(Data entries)
======
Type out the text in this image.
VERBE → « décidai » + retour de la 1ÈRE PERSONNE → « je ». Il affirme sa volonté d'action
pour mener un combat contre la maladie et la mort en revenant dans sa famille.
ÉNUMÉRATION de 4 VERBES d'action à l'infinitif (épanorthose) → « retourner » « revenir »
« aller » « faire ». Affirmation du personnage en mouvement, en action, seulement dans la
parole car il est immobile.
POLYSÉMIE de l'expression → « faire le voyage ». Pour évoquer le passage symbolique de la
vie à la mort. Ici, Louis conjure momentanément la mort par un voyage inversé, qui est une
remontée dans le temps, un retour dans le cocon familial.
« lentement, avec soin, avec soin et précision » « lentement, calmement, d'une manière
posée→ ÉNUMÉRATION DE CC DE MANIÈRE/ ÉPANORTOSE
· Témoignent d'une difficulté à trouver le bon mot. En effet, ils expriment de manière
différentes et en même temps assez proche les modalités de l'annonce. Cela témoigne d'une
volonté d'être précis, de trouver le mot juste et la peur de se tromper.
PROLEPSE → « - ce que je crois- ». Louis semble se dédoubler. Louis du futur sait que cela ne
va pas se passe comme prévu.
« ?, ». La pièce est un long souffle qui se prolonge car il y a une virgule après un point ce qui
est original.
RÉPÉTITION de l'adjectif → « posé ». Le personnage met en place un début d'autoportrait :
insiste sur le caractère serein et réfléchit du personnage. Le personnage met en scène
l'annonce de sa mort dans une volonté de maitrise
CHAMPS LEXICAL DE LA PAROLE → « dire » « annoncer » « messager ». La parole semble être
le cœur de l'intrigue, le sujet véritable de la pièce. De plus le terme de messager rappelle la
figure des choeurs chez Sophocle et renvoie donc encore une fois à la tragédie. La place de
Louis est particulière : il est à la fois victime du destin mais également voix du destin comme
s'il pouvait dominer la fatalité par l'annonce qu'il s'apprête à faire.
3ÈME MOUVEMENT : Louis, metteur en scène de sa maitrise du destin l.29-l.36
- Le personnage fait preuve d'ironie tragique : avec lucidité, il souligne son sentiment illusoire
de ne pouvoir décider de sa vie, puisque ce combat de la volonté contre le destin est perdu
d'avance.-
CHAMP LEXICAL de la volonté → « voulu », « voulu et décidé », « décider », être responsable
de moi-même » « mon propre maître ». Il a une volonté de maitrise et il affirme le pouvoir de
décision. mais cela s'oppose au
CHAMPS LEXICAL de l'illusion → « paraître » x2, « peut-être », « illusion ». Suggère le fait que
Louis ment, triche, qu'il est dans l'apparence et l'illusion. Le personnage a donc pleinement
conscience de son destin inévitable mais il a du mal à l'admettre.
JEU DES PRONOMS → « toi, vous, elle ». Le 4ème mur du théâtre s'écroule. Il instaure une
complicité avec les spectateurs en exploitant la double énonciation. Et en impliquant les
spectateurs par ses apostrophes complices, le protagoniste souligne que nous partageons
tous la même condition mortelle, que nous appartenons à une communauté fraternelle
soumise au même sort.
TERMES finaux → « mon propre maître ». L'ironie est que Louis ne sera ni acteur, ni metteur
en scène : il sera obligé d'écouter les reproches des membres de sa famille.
======
§ **PROBLEM REQUIREMENTS**: The listing above should be transcribed in full, exactly as written.

§ **RESULT**:
Type out the text in this image.
VERBE → « décidai » + retour de la 1ÈRE PERSONNE → « je ». Il affirme sa volonté d'action
pour mener un combat contre la maladie et la mort en revenant dans sa famille.
ÉNUMÉRATION de 4 VERBES d'action à l'infinitif (épanorthose) → « retourner » « revenir »
« aller » « faire ». Affirmation du personnage en mouvement, en action, seulement dans la
parole car il est immobile.
POLYSÉMIE de l'expression → « faire le voyage ». Pour évoquer le passage symbolique de la
vie à la mort. Ici, Louis conjure momentanément la mort par un voyage inversé, qui est une
remontée dans le temps, un retour dans le cocon familial.
« lentement, avec soin, avec soin et précision » « lentement, calmement, d'une manière
posée→ ÉNUMÉRATION DE CC DE MANIÈRE/ ÉPANORTOSE
· Témoignent d'une difficulté à trouver le bon mot. En effet, ils expriment de manière
différentes et en même temps assez proche les modalités de l'annonce. Cela témoigne d'une
volonté d'être précis, de trouver le mot juste et la peur de se tromper.
PROLEPSE → « - ce que je crois- ». Louis semble se dédoubler. Louis du futur sait que cela ne
va pas se passe comme prévu.
« ?, ». La pièce est un long souffle qui se prolonge car il y a une virgule après un point ce qui
est original.
RÉPÉTITION de l'adjectif → « posé ». Le personnage met en place un début d'autoportrait :
insiste sur le caractère serein et réfléchit du personnage. Le personnage met en scène
l'annonce de sa mort dans une volonté de maitrise
CHAMPS LEXICAL DE LA PAROLE → « dire » « annoncer » « messager ». La parole semble être
le cœur de l'intrigue, le sujet véritable de la pièce. De plus le terme de messager rappelle la
figure des choeurs chez Sophocle et renvoie donc encore une fois à la tragédie. La place de
Louis est particulière : il est à la fois victime du destin mais également voix du destin comme
s'il pouvait dominer la fatalité par l'annonce qu'il s'apprête à faire.
3ÈME MOUVEMENT : Louis, metteur en scène de sa maitrise du destin l.29-l.36
- Le personnage fait preuve d'ironie tragique : avec lucidité, il souligne son sentiment illusoire
de ne pouvoir décider de sa vie, puisque ce combat de la volonté contre le destin est perdu
d'avance.-
CHAMP LEXICAL de la volonté → « voulu », « voulu et décidé », « décider », être responsable
de moi-même » « mon propre maître ». Il a une volonté de maitrise et il affirme le pouvoir de
décision. mais cela s'oppose au
CHAMPS LEXICAL de l'illusion → « paraître » x2, « peut-être », « illusion ». Suggère le fait que
Louis ment, triche, qu'il est dans l'apparence et l'illusion. Le personnage a donc pleinement
conscience de son destin inévitable mais il a du mal à l'admettre.
JEU DES PRONOMS → « toi, vous, elle ». Le 4ème mur du théâtre s'écroule. Il instaure une
complicité avec les spectateurs en exploitant la double énonciation. Et en impliquant les
spectateurs par ses apostrophes complices, le protagoniste souligne que nous partageons
tous la même condition mortelle, que nous appartenons à une communauté fraternelle
soumise au même sort.
TERMES finaux → « mon propre maître ». L'ironie est que Louis ne sera ni acteur, ni metteur
en scène : il sera obligé d'écouter les reproches des membres de sa famille.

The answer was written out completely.